=== Records to process ===
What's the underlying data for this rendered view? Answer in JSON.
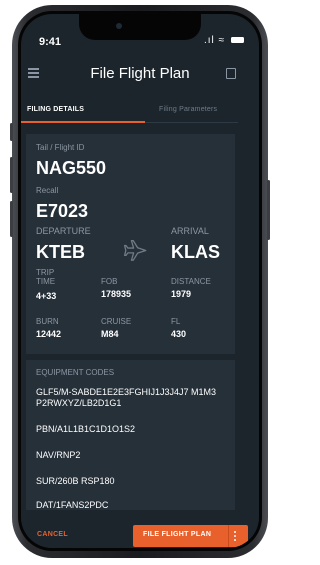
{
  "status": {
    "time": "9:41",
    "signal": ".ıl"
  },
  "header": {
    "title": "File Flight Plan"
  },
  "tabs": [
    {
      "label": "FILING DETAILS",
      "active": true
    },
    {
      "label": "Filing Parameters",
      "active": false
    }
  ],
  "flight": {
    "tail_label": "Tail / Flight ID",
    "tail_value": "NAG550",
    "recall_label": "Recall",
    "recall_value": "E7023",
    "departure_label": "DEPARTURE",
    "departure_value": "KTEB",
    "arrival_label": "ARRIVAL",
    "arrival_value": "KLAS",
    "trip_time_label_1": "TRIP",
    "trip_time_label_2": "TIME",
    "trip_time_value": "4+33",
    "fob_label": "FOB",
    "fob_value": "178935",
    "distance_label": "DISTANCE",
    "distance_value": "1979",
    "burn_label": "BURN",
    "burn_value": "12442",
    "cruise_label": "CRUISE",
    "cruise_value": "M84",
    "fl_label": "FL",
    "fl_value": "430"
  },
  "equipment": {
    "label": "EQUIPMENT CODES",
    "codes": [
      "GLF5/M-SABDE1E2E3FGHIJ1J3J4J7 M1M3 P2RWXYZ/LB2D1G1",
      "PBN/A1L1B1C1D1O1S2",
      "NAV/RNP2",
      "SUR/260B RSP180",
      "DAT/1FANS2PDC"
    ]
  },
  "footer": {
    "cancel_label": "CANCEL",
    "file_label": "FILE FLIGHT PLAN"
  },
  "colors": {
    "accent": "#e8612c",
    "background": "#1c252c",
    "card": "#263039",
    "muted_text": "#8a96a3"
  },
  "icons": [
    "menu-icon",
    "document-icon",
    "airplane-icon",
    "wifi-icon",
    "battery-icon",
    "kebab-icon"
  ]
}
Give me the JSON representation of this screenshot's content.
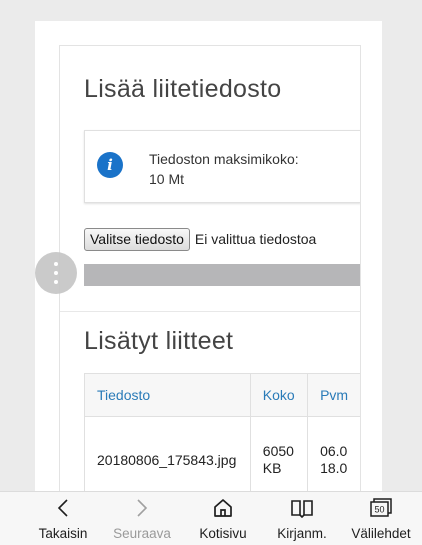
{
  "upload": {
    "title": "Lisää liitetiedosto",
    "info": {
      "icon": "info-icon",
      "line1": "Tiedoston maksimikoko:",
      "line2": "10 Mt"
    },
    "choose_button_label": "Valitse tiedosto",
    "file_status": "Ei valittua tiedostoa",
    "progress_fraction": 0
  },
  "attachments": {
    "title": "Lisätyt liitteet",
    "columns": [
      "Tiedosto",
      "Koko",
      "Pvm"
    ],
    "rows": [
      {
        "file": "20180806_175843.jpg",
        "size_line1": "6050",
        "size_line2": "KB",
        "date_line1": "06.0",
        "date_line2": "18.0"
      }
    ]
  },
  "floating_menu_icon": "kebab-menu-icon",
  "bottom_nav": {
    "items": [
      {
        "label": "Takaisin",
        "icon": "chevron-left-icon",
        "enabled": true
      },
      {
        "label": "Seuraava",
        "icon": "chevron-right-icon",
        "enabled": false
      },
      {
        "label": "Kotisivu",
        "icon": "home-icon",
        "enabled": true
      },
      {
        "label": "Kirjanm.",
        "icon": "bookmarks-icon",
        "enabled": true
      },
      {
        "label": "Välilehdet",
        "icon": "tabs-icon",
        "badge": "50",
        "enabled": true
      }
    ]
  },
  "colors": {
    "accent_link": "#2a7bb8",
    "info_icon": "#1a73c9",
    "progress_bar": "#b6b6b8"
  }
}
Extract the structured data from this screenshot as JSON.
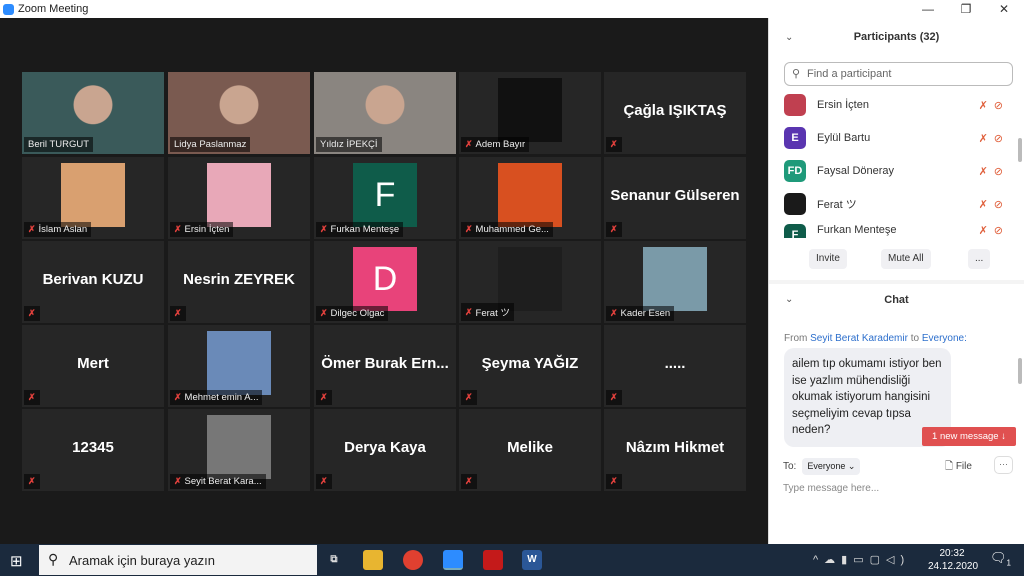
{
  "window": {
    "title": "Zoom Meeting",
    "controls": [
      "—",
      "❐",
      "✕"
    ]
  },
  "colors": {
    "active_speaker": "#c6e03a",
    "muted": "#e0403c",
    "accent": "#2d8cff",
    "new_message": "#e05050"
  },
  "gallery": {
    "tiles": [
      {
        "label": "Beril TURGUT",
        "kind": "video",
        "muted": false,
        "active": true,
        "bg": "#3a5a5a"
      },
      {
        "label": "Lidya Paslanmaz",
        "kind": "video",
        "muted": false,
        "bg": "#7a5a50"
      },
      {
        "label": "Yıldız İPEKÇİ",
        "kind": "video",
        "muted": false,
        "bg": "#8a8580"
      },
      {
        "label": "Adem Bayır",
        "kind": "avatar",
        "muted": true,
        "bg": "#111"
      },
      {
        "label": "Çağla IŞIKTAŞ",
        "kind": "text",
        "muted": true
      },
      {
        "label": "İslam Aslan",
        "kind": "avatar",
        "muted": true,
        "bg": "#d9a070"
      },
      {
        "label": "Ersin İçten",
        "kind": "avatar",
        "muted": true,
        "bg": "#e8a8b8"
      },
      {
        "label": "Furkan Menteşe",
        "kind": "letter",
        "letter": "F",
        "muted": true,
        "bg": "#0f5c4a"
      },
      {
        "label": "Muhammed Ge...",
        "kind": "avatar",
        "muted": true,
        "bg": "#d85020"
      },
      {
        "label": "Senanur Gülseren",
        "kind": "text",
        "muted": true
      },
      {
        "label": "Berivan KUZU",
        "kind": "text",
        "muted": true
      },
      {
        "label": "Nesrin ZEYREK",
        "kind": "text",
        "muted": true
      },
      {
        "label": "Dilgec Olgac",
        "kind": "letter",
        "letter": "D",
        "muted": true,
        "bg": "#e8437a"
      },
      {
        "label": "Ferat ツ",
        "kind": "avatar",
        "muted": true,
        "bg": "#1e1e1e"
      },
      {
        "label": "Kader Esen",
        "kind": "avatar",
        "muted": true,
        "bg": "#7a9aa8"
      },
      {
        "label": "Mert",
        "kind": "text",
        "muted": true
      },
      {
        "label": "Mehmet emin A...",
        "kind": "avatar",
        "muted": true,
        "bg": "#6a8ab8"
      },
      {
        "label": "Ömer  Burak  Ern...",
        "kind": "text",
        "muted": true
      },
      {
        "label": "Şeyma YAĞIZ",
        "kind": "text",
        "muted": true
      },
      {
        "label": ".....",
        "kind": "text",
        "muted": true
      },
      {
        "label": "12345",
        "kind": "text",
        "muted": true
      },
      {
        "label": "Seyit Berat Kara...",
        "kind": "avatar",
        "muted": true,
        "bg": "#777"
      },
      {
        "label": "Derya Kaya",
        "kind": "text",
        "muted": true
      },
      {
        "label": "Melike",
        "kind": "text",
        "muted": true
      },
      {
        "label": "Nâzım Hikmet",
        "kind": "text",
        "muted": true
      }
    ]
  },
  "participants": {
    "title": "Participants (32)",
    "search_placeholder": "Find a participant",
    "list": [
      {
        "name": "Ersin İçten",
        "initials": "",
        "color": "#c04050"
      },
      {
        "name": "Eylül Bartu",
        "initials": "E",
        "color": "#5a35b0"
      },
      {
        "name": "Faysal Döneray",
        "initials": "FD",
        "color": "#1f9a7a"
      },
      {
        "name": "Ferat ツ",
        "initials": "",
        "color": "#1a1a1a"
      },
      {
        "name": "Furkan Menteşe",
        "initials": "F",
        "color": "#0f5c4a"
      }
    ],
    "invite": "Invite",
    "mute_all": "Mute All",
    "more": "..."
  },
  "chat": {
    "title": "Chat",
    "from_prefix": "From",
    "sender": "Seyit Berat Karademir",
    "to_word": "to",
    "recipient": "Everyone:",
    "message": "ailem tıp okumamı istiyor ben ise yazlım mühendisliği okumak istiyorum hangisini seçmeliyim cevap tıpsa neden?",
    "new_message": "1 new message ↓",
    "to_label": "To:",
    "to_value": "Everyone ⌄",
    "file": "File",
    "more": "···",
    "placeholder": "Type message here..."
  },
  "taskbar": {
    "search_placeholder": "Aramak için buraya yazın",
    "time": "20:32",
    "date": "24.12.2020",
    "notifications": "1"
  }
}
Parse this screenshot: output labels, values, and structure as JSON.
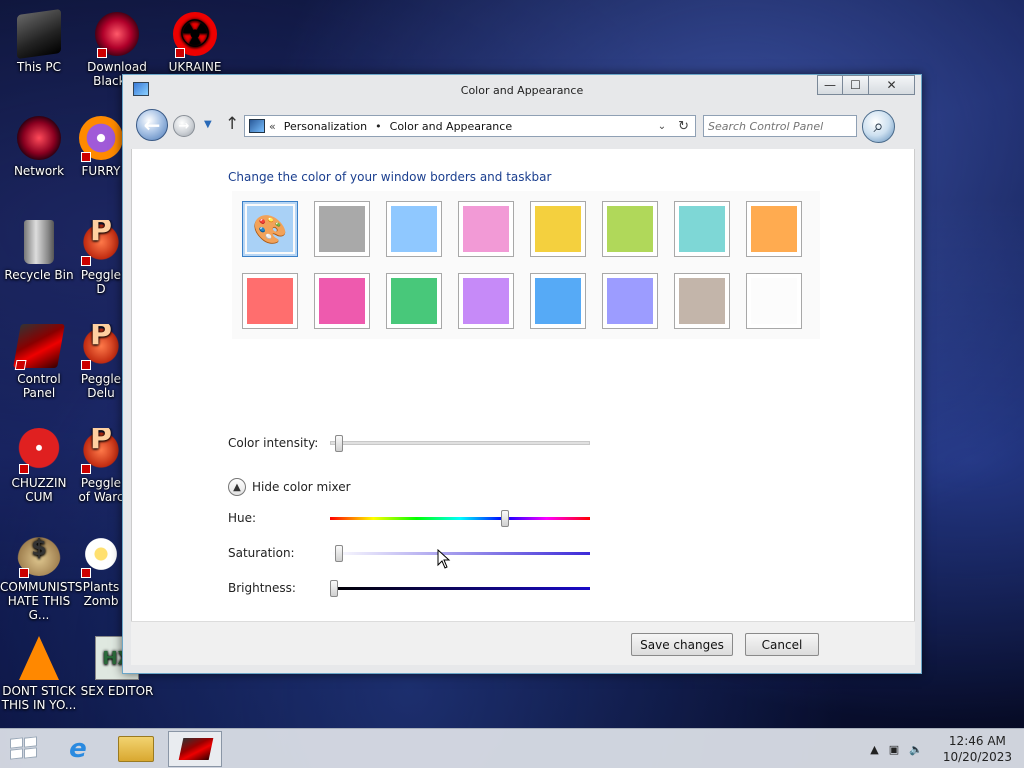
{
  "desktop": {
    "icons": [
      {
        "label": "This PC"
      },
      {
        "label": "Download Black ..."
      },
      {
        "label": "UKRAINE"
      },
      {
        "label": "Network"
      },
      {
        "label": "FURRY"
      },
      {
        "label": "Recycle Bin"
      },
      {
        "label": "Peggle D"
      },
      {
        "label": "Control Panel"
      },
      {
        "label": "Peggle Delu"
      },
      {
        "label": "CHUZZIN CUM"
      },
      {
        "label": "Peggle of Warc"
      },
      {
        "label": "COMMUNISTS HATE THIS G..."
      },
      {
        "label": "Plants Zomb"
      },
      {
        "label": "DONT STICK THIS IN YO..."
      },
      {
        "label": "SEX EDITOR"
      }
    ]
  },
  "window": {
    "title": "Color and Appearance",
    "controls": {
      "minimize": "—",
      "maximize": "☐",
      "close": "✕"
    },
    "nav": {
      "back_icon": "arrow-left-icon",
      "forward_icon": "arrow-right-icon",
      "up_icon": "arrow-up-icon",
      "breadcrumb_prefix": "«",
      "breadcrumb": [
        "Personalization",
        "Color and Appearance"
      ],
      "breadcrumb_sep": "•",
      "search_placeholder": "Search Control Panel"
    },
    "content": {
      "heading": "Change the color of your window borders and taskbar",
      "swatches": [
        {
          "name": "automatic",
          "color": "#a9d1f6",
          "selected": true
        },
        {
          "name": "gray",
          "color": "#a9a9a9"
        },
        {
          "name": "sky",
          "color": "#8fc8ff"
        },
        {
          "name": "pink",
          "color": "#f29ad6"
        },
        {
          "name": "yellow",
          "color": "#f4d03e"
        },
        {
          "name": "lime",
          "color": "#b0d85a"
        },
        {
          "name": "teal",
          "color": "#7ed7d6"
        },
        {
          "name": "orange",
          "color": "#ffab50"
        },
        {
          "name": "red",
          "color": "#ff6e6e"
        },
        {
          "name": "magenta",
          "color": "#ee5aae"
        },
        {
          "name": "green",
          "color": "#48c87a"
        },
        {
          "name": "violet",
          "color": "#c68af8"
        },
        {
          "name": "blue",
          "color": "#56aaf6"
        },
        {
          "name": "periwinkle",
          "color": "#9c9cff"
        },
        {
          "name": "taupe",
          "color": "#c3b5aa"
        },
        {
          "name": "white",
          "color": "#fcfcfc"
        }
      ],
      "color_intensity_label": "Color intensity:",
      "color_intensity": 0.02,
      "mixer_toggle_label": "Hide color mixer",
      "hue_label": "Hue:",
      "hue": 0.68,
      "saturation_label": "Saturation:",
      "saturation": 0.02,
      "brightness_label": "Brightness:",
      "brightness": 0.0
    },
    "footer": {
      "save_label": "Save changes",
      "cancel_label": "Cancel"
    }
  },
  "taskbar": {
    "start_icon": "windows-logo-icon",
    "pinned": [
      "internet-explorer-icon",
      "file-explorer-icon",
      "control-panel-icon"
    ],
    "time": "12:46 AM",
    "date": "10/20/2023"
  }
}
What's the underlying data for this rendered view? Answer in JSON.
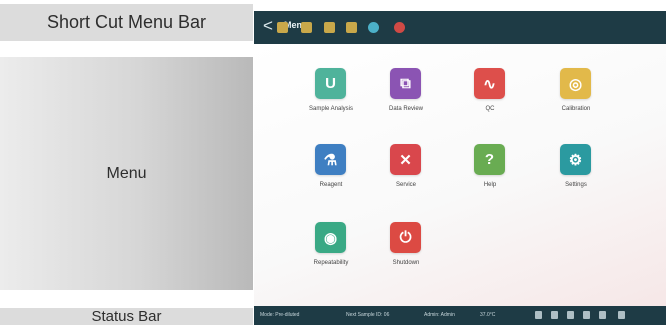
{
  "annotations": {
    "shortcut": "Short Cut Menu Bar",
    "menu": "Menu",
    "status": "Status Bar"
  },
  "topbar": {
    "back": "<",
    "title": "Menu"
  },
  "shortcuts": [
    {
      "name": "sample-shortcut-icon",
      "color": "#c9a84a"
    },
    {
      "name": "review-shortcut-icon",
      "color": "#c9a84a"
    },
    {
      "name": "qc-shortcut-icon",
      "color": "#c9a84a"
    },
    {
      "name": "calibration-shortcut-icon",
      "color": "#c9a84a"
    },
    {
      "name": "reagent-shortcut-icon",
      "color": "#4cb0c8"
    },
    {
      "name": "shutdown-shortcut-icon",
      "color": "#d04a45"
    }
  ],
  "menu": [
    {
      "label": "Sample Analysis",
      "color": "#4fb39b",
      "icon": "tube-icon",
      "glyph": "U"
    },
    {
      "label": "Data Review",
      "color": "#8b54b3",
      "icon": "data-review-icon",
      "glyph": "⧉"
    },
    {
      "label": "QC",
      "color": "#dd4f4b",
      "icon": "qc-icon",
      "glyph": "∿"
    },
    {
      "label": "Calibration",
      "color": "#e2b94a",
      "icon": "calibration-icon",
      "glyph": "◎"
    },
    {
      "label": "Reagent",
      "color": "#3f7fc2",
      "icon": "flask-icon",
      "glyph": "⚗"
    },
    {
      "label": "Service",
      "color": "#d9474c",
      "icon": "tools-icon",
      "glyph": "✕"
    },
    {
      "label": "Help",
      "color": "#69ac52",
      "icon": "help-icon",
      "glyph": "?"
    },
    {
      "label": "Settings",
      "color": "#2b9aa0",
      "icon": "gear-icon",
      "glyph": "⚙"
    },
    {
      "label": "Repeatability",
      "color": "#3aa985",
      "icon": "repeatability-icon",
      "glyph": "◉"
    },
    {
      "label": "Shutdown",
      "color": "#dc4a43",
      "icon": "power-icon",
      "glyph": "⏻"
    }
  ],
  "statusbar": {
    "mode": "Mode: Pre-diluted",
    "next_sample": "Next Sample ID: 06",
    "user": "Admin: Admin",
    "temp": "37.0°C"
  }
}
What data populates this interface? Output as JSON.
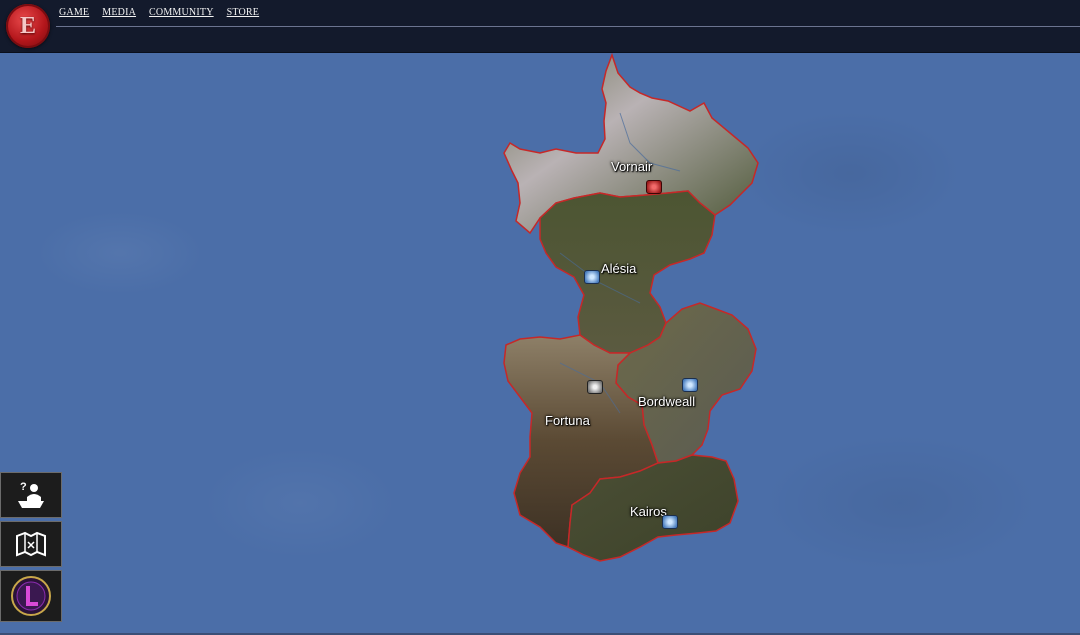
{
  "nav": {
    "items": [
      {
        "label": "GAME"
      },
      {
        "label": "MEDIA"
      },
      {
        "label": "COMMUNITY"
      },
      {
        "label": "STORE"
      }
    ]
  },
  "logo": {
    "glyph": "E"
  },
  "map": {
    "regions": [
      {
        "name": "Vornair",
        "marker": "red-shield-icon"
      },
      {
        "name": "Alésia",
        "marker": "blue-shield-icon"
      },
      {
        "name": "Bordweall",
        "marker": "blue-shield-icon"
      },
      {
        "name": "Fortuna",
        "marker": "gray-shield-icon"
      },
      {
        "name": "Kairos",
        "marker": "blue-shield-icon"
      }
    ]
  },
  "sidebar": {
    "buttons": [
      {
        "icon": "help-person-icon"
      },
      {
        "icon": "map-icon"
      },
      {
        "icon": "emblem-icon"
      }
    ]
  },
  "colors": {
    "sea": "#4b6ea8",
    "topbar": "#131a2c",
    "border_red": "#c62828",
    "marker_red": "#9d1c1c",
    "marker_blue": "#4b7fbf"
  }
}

=== What is needed ===
Begin with the line containing "What data populates" and end with the final line of the data, printing those lines exactly and only; pictures are left out.

=== Reply ===
What data populates this interface? Output as JSON.
{
  "nav": {
    "items": [
      {
        "label": "GAME"
      },
      {
        "label": "MEDIA"
      },
      {
        "label": "COMMUNITY"
      },
      {
        "label": "STORE"
      }
    ]
  },
  "logo": {
    "glyph": "E"
  },
  "map": {
    "regions": [
      {
        "name": "Vornair",
        "marker": "red-shield-icon"
      },
      {
        "name": "Alésia",
        "marker": "blue-shield-icon"
      },
      {
        "name": "Bordweall",
        "marker": "blue-shield-icon"
      },
      {
        "name": "Fortuna",
        "marker": "gray-shield-icon"
      },
      {
        "name": "Kairos",
        "marker": "blue-shield-icon"
      }
    ]
  },
  "sidebar": {
    "buttons": [
      {
        "icon": "help-person-icon"
      },
      {
        "icon": "map-icon"
      },
      {
        "icon": "emblem-icon"
      }
    ]
  },
  "colors": {
    "sea": "#4b6ea8",
    "topbar": "#131a2c",
    "border_red": "#c62828",
    "marker_red": "#9d1c1c",
    "marker_blue": "#4b7fbf"
  }
}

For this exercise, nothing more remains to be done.